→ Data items
********************

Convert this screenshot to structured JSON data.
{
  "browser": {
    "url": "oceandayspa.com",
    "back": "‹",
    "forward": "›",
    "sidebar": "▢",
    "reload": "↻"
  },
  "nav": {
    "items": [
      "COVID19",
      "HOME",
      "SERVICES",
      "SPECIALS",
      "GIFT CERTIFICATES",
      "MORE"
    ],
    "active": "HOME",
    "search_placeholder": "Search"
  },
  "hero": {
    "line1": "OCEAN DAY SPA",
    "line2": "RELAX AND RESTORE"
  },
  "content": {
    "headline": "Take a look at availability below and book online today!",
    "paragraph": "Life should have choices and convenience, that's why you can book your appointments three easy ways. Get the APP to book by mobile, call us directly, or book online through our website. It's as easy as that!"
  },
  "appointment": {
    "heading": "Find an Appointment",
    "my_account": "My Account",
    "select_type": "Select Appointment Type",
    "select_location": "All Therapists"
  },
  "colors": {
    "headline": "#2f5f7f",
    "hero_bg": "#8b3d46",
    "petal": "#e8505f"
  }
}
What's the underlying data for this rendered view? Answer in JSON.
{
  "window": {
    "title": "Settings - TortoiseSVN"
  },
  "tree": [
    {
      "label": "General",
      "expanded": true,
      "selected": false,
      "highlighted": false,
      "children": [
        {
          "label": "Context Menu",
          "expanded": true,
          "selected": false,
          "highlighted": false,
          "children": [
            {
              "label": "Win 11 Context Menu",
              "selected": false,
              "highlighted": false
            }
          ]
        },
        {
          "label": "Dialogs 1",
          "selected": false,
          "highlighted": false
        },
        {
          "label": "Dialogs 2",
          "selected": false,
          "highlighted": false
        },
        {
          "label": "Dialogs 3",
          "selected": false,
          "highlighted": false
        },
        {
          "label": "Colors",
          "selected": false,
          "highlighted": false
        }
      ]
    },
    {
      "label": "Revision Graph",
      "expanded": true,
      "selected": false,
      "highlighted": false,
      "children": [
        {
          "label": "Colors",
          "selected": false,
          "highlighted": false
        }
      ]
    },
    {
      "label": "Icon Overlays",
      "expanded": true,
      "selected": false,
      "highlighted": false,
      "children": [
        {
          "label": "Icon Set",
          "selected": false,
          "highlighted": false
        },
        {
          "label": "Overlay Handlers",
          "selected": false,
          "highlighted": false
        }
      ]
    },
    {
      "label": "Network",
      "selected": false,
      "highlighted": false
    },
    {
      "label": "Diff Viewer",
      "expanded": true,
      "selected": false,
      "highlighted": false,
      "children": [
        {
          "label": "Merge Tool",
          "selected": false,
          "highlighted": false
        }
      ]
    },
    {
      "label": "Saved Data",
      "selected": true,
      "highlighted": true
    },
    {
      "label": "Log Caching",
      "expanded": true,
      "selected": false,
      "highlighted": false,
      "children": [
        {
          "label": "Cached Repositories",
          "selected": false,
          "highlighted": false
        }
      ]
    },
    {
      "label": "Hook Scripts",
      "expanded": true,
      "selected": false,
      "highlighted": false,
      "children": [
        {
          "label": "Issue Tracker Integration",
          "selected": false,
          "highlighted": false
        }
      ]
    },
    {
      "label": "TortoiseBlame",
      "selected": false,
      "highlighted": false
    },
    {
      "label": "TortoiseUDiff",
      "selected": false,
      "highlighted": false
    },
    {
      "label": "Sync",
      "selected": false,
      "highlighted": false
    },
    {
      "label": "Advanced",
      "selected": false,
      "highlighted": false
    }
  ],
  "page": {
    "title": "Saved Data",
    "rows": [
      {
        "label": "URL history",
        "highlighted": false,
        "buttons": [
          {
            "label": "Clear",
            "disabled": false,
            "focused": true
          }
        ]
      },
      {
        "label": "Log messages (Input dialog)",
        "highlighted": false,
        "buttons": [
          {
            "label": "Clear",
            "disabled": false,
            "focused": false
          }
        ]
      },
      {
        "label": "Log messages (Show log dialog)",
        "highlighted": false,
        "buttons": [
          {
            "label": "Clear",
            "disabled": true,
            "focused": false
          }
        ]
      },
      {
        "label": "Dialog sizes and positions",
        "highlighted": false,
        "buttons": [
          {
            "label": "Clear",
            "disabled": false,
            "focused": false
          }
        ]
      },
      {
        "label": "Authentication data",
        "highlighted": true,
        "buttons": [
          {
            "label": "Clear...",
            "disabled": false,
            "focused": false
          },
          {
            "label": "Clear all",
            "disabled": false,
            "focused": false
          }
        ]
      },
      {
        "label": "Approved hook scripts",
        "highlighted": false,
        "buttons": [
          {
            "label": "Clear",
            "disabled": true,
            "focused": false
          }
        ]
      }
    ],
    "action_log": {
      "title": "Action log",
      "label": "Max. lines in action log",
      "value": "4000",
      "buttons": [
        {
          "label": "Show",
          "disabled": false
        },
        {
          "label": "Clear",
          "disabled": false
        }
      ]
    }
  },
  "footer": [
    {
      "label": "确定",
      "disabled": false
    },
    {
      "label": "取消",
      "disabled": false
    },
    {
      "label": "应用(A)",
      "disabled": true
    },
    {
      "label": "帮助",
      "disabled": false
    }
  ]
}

********************

→ EXERCISE INSTRUCTIONS
Reproduce the listing shown above in its entirety, exactly.

→ RESPONSE TO THIS EXERCISE
Convert this screenshot to structured JSON data.
{
  "browser": {
    "url": "oceandayspa.com",
    "back": "‹",
    "forward": "›",
    "sidebar": "▢",
    "reload": "↻"
  },
  "nav": {
    "items": [
      "COVID19",
      "HOME",
      "SERVICES",
      "SPECIALS",
      "GIFT CERTIFICATES",
      "MORE"
    ],
    "active": "HOME",
    "search_placeholder": "Search"
  },
  "hero": {
    "line1": "OCEAN DAY SPA",
    "line2": "RELAX AND RESTORE"
  },
  "content": {
    "headline": "Take a look at availability below and book online today!",
    "paragraph": "Life should have choices and convenience, that's why you can book your appointments three easy ways. Get the APP to book by mobile, call us directly, or book online through our website. It's as easy as that!"
  },
  "appointment": {
    "heading": "Find an Appointment",
    "my_account": "My Account",
    "select_type": "Select Appointment Type",
    "select_location": "All Therapists"
  },
  "colors": {
    "headline": "#2f5f7f",
    "hero_bg": "#8b3d46",
    "petal": "#e8505f"
  }
}
What's the underlying data for this rendered view? Answer in JSON.
{
  "window": {
    "title": "Settings - TortoiseSVN"
  },
  "tree": [
    {
      "label": "General",
      "expanded": true,
      "selected": false,
      "highlighted": false,
      "children": [
        {
          "label": "Context Menu",
          "expanded": true,
          "selected": false,
          "highlighted": false,
          "children": [
            {
              "label": "Win 11 Context Menu",
              "selected": false,
              "highlighted": false
            }
          ]
        },
        {
          "label": "Dialogs 1",
          "selected": false,
          "highlighted": false
        },
        {
          "label": "Dialogs 2",
          "selected": false,
          "highlighted": false
        },
        {
          "label": "Dialogs 3",
          "selected": false,
          "highlighted": false
        },
        {
          "label": "Colors",
          "selected": false,
          "highlighted": false
        }
      ]
    },
    {
      "label": "Revision Graph",
      "expanded": true,
      "selected": false,
      "highlighted": false,
      "children": [
        {
          "label": "Colors",
          "selected": false,
          "highlighted": false
        }
      ]
    },
    {
      "label": "Icon Overlays",
      "expanded": true,
      "selected": false,
      "highlighted": false,
      "children": [
        {
          "label": "Icon Set",
          "selected": false,
          "highlighted": false
        },
        {
          "label": "Overlay Handlers",
          "selected": false,
          "highlighted": false
        }
      ]
    },
    {
      "label": "Network",
      "selected": false,
      "highlighted": false
    },
    {
      "label": "Diff Viewer",
      "expanded": true,
      "selected": false,
      "highlighted": false,
      "children": [
        {
          "label": "Merge Tool",
          "selected": false,
          "highlighted": false
        }
      ]
    },
    {
      "label": "Saved Data",
      "selected": true,
      "highlighted": true
    },
    {
      "label": "Log Caching",
      "expanded": true,
      "selected": false,
      "highlighted": false,
      "children": [
        {
          "label": "Cached Repositories",
          "selected": false,
          "highlighted": false
        }
      ]
    },
    {
      "label": "Hook Scripts",
      "expanded": true,
      "selected": false,
      "highlighted": false,
      "children": [
        {
          "label": "Issue Tracker Integration",
          "selected": false,
          "highlighted": false
        }
      ]
    },
    {
      "label": "TortoiseBlame",
      "selected": false,
      "highlighted": false
    },
    {
      "label": "TortoiseUDiff",
      "selected": false,
      "highlighted": false
    },
    {
      "label": "Sync",
      "selected": false,
      "highlighted": false
    },
    {
      "label": "Advanced",
      "selected": false,
      "highlighted": false
    }
  ],
  "page": {
    "title": "Saved Data",
    "rows": [
      {
        "label": "URL history",
        "highlighted": false,
        "buttons": [
          {
            "label": "Clear",
            "disabled": false,
            "focused": true
          }
        ]
      },
      {
        "label": "Log messages (Input dialog)",
        "highlighted": false,
        "buttons": [
          {
            "label": "Clear",
            "disabled": false,
            "focused": false
          }
        ]
      },
      {
        "label": "Log messages (Show log dialog)",
        "highlighted": false,
        "buttons": [
          {
            "label": "Clear",
            "disabled": true,
            "focused": false
          }
        ]
      },
      {
        "label": "Dialog sizes and positions",
        "highlighted": false,
        "buttons": [
          {
            "label": "Clear",
            "disabled": false,
            "focused": false
          }
        ]
      },
      {
        "label": "Authentication data",
        "highlighted": true,
        "buttons": [
          {
            "label": "Clear...",
            "disabled": false,
            "focused": false
          },
          {
            "label": "Clear all",
            "disabled": false,
            "focused": false
          }
        ]
      },
      {
        "label": "Approved hook scripts",
        "highlighted": false,
        "buttons": [
          {
            "label": "Clear",
            "disabled": true,
            "focused": false
          }
        ]
      }
    ],
    "action_log": {
      "title": "Action log",
      "label": "Max. lines in action log",
      "value": "4000",
      "buttons": [
        {
          "label": "Show",
          "disabled": false
        },
        {
          "label": "Clear",
          "disabled": false
        }
      ]
    }
  },
  "footer": [
    {
      "label": "确定",
      "disabled": false
    },
    {
      "label": "取消",
      "disabled": false
    },
    {
      "label": "应用(A)",
      "disabled": true
    },
    {
      "label": "帮助",
      "disabled": false
    }
  ]
}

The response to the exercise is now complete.